═══ GIVEN INFORMATION

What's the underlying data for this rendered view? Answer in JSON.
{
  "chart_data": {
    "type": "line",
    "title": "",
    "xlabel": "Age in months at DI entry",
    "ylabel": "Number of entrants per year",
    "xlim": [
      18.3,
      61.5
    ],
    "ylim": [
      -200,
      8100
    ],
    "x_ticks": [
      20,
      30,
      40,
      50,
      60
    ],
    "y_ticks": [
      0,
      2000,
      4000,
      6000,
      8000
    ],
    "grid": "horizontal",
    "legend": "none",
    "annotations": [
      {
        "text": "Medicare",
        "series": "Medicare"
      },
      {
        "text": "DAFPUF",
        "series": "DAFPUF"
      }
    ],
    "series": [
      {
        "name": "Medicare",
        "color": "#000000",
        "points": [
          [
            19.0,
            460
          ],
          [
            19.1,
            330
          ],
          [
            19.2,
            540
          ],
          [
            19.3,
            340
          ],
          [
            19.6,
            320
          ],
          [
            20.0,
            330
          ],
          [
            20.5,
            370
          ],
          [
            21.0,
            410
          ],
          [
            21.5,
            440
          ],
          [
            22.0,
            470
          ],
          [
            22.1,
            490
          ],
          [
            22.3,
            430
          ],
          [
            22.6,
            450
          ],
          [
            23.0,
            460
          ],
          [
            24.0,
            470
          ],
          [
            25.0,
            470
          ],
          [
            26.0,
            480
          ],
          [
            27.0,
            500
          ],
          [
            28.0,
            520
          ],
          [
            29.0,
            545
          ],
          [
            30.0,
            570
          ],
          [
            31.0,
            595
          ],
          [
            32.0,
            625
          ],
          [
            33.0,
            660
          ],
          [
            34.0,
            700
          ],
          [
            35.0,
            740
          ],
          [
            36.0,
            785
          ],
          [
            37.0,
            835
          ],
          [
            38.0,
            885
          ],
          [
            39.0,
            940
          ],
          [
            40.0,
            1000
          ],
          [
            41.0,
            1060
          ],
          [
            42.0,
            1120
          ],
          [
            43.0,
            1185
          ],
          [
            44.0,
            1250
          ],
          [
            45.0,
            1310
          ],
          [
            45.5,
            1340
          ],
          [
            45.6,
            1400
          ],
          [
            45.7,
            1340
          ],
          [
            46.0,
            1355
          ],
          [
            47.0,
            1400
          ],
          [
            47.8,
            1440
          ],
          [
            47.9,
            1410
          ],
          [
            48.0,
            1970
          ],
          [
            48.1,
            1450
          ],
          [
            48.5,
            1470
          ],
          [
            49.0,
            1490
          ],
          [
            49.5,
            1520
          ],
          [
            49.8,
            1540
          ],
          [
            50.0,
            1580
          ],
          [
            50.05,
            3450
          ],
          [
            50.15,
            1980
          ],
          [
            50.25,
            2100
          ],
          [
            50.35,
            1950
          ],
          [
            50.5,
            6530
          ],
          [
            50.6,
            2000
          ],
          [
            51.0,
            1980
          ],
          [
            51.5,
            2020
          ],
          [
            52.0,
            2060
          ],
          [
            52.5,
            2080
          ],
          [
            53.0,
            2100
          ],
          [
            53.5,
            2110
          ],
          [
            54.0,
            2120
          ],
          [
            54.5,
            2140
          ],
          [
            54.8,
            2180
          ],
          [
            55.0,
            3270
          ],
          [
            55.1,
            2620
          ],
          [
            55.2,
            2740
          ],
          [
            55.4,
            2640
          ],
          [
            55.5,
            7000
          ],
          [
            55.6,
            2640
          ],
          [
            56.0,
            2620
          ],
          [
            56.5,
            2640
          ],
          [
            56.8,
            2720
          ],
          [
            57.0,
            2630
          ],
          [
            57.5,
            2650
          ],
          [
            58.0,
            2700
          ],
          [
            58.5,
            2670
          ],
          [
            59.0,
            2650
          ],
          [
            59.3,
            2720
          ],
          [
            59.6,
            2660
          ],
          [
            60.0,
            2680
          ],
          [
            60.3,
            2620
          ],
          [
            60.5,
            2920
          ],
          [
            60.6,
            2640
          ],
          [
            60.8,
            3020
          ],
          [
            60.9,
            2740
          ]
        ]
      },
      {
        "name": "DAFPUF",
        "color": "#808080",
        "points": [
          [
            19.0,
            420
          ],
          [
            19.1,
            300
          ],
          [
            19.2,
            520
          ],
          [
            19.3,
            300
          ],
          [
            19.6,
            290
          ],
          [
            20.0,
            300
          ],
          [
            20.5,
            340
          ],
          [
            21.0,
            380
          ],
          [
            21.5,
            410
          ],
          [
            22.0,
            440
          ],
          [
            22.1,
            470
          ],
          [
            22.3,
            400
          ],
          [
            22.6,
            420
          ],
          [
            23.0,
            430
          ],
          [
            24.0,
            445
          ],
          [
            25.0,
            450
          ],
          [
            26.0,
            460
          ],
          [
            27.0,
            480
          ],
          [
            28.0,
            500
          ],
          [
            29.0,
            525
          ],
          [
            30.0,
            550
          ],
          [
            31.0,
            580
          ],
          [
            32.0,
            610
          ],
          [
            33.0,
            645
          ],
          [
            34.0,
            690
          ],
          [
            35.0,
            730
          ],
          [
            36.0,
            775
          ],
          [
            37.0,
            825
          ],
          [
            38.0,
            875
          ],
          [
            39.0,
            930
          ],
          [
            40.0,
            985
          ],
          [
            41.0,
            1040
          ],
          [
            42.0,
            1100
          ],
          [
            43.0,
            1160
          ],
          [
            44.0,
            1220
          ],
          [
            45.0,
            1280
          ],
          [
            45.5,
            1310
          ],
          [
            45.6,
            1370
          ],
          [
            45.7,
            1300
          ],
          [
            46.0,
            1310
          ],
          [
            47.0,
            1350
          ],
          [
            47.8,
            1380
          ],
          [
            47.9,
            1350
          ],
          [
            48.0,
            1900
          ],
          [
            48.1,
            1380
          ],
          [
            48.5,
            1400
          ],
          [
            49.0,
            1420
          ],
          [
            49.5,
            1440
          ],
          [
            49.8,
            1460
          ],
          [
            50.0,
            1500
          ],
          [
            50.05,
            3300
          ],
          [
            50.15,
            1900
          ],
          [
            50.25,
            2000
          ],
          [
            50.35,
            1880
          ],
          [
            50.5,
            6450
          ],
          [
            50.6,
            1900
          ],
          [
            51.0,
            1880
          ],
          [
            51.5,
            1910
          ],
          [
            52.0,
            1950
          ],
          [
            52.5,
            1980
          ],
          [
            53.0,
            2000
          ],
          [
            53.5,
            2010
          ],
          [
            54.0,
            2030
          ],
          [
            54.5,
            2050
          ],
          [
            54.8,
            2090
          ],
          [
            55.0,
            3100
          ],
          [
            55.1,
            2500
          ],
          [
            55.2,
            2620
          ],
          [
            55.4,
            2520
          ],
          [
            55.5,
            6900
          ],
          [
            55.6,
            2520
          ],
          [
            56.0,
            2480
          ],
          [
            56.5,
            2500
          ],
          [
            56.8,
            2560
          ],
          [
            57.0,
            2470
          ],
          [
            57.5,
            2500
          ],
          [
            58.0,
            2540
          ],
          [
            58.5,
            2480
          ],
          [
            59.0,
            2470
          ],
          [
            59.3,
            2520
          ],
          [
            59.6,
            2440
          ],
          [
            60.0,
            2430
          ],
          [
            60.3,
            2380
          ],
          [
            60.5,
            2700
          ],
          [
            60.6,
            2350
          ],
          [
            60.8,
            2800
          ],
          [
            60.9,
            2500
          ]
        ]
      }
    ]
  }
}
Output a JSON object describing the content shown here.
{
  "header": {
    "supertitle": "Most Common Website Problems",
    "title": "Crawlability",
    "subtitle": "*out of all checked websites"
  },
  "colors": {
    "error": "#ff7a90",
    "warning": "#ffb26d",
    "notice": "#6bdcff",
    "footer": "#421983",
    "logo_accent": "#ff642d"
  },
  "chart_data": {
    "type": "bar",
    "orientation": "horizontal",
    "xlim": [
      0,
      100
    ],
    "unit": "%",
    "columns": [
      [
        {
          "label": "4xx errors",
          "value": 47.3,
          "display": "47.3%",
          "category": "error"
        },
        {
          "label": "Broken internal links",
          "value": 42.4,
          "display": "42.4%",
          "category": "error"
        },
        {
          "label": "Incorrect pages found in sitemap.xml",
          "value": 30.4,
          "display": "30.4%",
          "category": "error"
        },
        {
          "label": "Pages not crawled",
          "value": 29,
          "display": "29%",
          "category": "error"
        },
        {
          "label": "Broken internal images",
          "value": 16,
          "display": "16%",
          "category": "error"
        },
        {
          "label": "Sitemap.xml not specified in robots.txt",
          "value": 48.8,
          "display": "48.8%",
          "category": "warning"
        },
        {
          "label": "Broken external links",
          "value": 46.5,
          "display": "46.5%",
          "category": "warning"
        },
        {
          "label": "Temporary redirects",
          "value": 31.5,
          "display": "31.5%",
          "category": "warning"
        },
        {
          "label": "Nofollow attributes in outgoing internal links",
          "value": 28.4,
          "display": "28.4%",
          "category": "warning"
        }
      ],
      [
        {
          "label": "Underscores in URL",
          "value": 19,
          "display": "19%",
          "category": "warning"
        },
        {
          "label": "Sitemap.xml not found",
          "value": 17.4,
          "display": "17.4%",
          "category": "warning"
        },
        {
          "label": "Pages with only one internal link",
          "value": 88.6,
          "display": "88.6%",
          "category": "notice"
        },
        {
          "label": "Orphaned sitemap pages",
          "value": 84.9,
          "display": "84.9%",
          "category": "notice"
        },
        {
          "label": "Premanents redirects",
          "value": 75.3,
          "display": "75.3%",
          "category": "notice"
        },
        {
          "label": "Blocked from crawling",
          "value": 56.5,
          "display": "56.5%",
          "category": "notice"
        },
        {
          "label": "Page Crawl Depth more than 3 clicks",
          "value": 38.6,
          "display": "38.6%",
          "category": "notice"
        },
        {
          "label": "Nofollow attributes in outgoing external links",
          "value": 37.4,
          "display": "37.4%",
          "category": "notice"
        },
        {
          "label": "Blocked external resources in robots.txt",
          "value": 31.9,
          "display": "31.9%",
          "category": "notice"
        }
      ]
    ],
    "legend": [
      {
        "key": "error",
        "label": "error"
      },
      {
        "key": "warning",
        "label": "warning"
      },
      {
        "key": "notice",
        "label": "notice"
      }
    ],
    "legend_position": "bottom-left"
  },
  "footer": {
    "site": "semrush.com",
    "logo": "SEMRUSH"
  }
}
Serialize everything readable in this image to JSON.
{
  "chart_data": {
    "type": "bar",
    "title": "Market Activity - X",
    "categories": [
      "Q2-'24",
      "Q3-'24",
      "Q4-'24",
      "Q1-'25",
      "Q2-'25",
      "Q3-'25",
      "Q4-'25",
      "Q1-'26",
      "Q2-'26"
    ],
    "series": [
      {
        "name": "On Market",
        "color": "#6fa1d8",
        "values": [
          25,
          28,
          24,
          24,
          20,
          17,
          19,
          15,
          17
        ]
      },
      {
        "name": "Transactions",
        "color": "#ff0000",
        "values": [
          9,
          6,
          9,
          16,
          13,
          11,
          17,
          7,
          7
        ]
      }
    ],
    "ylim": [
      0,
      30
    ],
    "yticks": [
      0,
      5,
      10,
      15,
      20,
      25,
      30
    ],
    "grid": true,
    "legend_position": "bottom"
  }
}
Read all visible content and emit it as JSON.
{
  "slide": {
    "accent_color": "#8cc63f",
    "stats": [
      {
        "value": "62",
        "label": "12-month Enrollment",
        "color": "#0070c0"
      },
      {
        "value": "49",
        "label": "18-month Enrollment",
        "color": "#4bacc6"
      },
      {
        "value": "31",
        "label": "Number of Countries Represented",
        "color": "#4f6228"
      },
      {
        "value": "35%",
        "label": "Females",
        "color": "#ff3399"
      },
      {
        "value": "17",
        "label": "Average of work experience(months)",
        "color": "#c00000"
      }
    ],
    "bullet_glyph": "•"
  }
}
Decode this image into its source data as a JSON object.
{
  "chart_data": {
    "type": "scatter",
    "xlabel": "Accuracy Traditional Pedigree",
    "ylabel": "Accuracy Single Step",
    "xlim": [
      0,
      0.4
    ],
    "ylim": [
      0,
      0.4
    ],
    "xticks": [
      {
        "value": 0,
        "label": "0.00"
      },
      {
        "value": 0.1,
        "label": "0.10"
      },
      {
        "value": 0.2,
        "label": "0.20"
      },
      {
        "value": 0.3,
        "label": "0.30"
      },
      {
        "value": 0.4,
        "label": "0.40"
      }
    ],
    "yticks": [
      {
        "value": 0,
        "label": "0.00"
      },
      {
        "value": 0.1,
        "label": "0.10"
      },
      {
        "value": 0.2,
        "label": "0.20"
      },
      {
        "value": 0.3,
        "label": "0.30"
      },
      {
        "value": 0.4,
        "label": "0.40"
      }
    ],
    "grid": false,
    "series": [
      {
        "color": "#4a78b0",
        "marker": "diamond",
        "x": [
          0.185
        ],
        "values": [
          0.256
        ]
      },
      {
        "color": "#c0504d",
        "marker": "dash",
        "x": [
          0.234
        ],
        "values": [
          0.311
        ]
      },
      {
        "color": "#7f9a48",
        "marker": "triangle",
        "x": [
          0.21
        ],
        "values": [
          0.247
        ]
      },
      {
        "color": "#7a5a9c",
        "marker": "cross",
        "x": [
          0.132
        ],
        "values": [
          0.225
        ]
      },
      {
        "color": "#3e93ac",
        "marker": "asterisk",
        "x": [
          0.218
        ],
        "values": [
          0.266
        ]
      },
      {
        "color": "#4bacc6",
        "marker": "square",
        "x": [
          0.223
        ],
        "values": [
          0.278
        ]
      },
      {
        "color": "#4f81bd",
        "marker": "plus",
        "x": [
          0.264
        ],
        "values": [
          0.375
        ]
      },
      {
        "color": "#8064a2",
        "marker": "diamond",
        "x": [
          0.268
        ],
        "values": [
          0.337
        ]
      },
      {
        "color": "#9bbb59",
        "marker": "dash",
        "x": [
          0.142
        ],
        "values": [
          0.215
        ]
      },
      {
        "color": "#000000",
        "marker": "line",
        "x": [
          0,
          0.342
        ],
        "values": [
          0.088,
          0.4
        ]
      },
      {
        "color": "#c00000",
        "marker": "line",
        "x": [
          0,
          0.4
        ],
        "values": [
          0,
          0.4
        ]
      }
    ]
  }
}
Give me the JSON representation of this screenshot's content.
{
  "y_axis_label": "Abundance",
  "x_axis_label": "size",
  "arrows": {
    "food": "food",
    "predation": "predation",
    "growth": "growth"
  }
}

══════

_WORK TO COMPLETE_:
Give the number of lines where the string "content" occurs, without any further text.

_ANSWER TO THIS TASK_:
3